(Dataset records)

— Start —

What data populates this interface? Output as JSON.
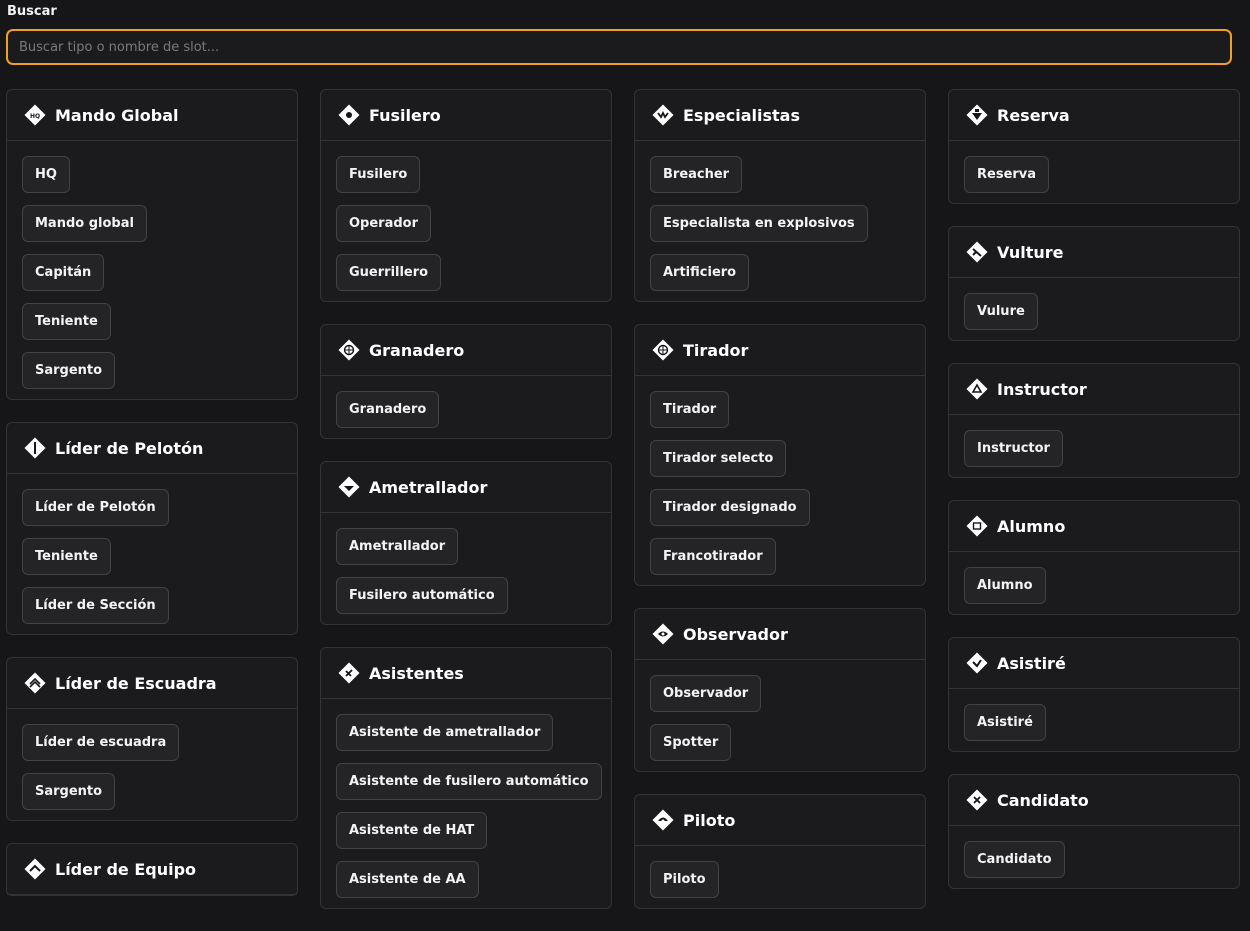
{
  "search": {
    "label": "Buscar",
    "placeholder": "Buscar tipo o nombre de slot...",
    "value": ""
  },
  "columns": [
    [
      {
        "title": "Mando Global",
        "icon": "hq-icon",
        "items": [
          "HQ",
          "Mando global",
          "Capitán",
          "Teniente",
          "Sargento"
        ]
      },
      {
        "title": "Líder de Pelotón",
        "icon": "platoon-leader-icon",
        "items": [
          "Líder de Pelotón",
          "Teniente",
          "Líder de Sección"
        ]
      },
      {
        "title": "Líder de Escuadra",
        "icon": "squad-leader-icon",
        "items": [
          "Líder de escuadra",
          "Sargento"
        ]
      },
      {
        "title": "Líder de Equipo",
        "icon": "team-leader-icon",
        "items": []
      }
    ],
    [
      {
        "title": "Fusilero",
        "icon": "rifleman-icon",
        "items": [
          "Fusilero",
          "Operador",
          "Guerrillero"
        ]
      },
      {
        "title": "Granadero",
        "icon": "grenadier-icon",
        "items": [
          "Granadero"
        ]
      },
      {
        "title": "Ametrallador",
        "icon": "machine-gunner-icon",
        "items": [
          "Ametrallador",
          "Fusilero automático"
        ]
      },
      {
        "title": "Asistentes",
        "icon": "assistant-icon",
        "items": [
          "Asistente de ametrallador",
          "Asistente de fusilero automático",
          "Asistente de HAT",
          "Asistente de AA"
        ]
      }
    ],
    [
      {
        "title": "Especialistas",
        "icon": "specialist-icon",
        "items": [
          "Breacher",
          "Especialista en explosivos",
          "Artificiero"
        ]
      },
      {
        "title": "Tirador",
        "icon": "marksman-icon",
        "items": [
          "Tirador",
          "Tirador selecto",
          "Tirador designado",
          "Francotirador"
        ]
      },
      {
        "title": "Observador",
        "icon": "observer-icon",
        "items": [
          "Observador",
          "Spotter"
        ]
      },
      {
        "title": "Piloto",
        "icon": "pilot-icon",
        "items": [
          "Piloto"
        ]
      }
    ],
    [
      {
        "title": "Reserva",
        "icon": "reserve-icon",
        "items": [
          "Reserva"
        ]
      },
      {
        "title": "Vulture",
        "icon": "vulture-icon",
        "items": [
          "Vulure"
        ]
      },
      {
        "title": "Instructor",
        "icon": "instructor-icon",
        "items": [
          "Instructor"
        ]
      },
      {
        "title": "Alumno",
        "icon": "student-icon",
        "items": [
          "Alumno"
        ]
      },
      {
        "title": "Asistiré",
        "icon": "attending-icon",
        "items": [
          "Asistiré"
        ]
      },
      {
        "title": "Candidato",
        "icon": "candidate-icon",
        "items": [
          "Candidato"
        ]
      }
    ]
  ]
}
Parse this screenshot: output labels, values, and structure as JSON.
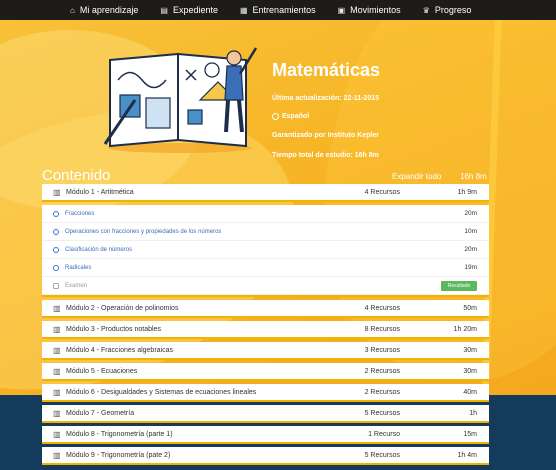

— End —

Task details:
The data above should be repeated exactly, minus any pictures.

Result of this task:
What data populates this interface? Output as JSON.
{
  "search": {
    "label": "Buscar",
    "placeholder": "Buscar tipo o nombre de slot...",
    "value": ""
  },
  "columns": [
    [
      {
        "title": "Mando Global",
        "icon": "hq-icon",
        "items": [
          "HQ",
          "Mando global",
          "Capitán",
          "Teniente",
          "Sargento"
        ]
      },
      {
        "title": "Líder de Pelotón",
        "icon": "platoon-leader-icon",
        "items": [
          "Líder de Pelotón",
          "Teniente",
          "Líder de Sección"
        ]
      },
      {
        "title": "Líder de Escuadra",
        "icon": "squad-leader-icon",
        "items": [
          "Líder de escuadra",
          "Sargento"
        ]
      },
      {
        "title": "Líder de Equipo",
        "icon": "team-leader-icon",
        "items": []
      }
    ],
    [
      {
        "title": "Fusilero",
        "icon": "rifleman-icon",
        "items": [
          "Fusilero",
          "Operador",
          "Guerrillero"
        ]
      },
      {
        "title": "Granadero",
        "icon": "grenadier-icon",
        "items": [
          "Granadero"
        ]
      },
      {
        "title": "Ametrallador",
        "icon": "machine-gunner-icon",
        "items": [
          "Ametrallador",
          "Fusilero automático"
        ]
      },
      {
        "title": "Asistentes",
        "icon": "assistant-icon",
        "items": [
          "Asistente de ametrallador",
          "Asistente de fusilero automático",
          "Asistente de HAT",
          "Asistente de AA"
        ]
      }
    ],
    [
      {
        "title": "Especialistas",
        "icon": "specialist-icon",
        "items": [
          "Breacher",
          "Especialista en explosivos",
          "Artificiero"
        ]
      },
      {
        "title": "Tirador",
        "icon": "marksman-icon",
        "items": [
          "Tirador",
          "Tirador selecto",
          "Tirador designado",
          "Francotirador"
        ]
      },
      {
        "title": "Observador",
        "icon": "observer-icon",
        "items": [
          "Observador",
          "Spotter"
        ]
      },
      {
        "title": "Piloto",
        "icon": "pilot-icon",
        "items": [
          "Piloto"
        ]
      }
    ],
    [
      {
        "title": "Reserva",
        "icon": "reserve-icon",
        "items": [
          "Reserva"
        ]
      },
      {
        "title": "Vulture",
        "icon": "vulture-icon",
        "items": [
          "Vulure"
        ]
      },
      {
        "title": "Instructor",
        "icon": "instructor-icon",
        "items": [
          "Instructor"
        ]
      },
      {
        "title": "Alumno",
        "icon": "student-icon",
        "items": [
          "Alumno"
        ]
      },
      {
        "title": "Asistiré",
        "icon": "attending-icon",
        "items": [
          "Asistiré"
        ]
      },
      {
        "title": "Candidato",
        "icon": "candidate-icon",
        "items": [
          "Candidato"
        ]
      }
    ]
  ]
}
Parse this screenshot: output labels, values, and structure as JSON.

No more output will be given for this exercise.